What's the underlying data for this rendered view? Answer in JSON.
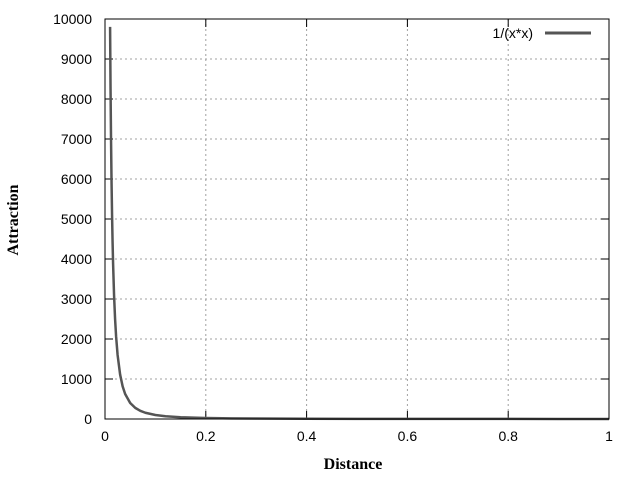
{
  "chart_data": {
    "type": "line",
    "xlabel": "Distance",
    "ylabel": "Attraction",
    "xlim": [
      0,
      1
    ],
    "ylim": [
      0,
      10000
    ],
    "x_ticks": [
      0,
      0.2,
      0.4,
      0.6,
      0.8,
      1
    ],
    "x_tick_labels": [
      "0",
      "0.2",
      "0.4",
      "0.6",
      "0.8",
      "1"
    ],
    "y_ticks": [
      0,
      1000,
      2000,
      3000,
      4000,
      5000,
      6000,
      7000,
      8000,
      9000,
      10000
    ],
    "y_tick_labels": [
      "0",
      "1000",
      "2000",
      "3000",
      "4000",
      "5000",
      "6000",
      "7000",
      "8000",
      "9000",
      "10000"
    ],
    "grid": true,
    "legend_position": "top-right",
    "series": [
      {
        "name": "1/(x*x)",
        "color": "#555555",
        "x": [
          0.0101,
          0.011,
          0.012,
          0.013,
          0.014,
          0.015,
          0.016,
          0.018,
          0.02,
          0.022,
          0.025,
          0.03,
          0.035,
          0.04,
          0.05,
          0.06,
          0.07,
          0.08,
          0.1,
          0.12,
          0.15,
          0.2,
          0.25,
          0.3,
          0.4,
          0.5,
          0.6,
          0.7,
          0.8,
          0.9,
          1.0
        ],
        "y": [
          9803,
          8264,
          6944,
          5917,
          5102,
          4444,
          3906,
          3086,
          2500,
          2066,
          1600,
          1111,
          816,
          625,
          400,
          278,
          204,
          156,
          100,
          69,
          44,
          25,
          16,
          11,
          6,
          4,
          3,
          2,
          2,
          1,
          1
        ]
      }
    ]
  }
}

********************

§ **Directive**: Print the entries above exactly, taking out only the pictures.

§ **Expected output**:
What's the underlying data for this rendered view? Answer in JSON.
{
  "chart_data": {
    "type": "line",
    "xlabel": "Distance",
    "ylabel": "Attraction",
    "xlim": [
      0,
      1
    ],
    "ylim": [
      0,
      10000
    ],
    "x_ticks": [
      0,
      0.2,
      0.4,
      0.6,
      0.8,
      1
    ],
    "x_tick_labels": [
      "0",
      "0.2",
      "0.4",
      "0.6",
      "0.8",
      "1"
    ],
    "y_ticks": [
      0,
      1000,
      2000,
      3000,
      4000,
      5000,
      6000,
      7000,
      8000,
      9000,
      10000
    ],
    "y_tick_labels": [
      "0",
      "1000",
      "2000",
      "3000",
      "4000",
      "5000",
      "6000",
      "7000",
      "8000",
      "9000",
      "10000"
    ],
    "grid": true,
    "legend_position": "top-right",
    "series": [
      {
        "name": "1/(x*x)",
        "color": "#555555",
        "x": [
          0.0101,
          0.011,
          0.012,
          0.013,
          0.014,
          0.015,
          0.016,
          0.018,
          0.02,
          0.022,
          0.025,
          0.03,
          0.035,
          0.04,
          0.05,
          0.06,
          0.07,
          0.08,
          0.1,
          0.12,
          0.15,
          0.2,
          0.25,
          0.3,
          0.4,
          0.5,
          0.6,
          0.7,
          0.8,
          0.9,
          1.0
        ],
        "y": [
          9803,
          8264,
          6944,
          5917,
          5102,
          4444,
          3906,
          3086,
          2500,
          2066,
          1600,
          1111,
          816,
          625,
          400,
          278,
          204,
          156,
          100,
          69,
          44,
          25,
          16,
          11,
          6,
          4,
          3,
          2,
          2,
          1,
          1
        ]
      }
    ]
  }
}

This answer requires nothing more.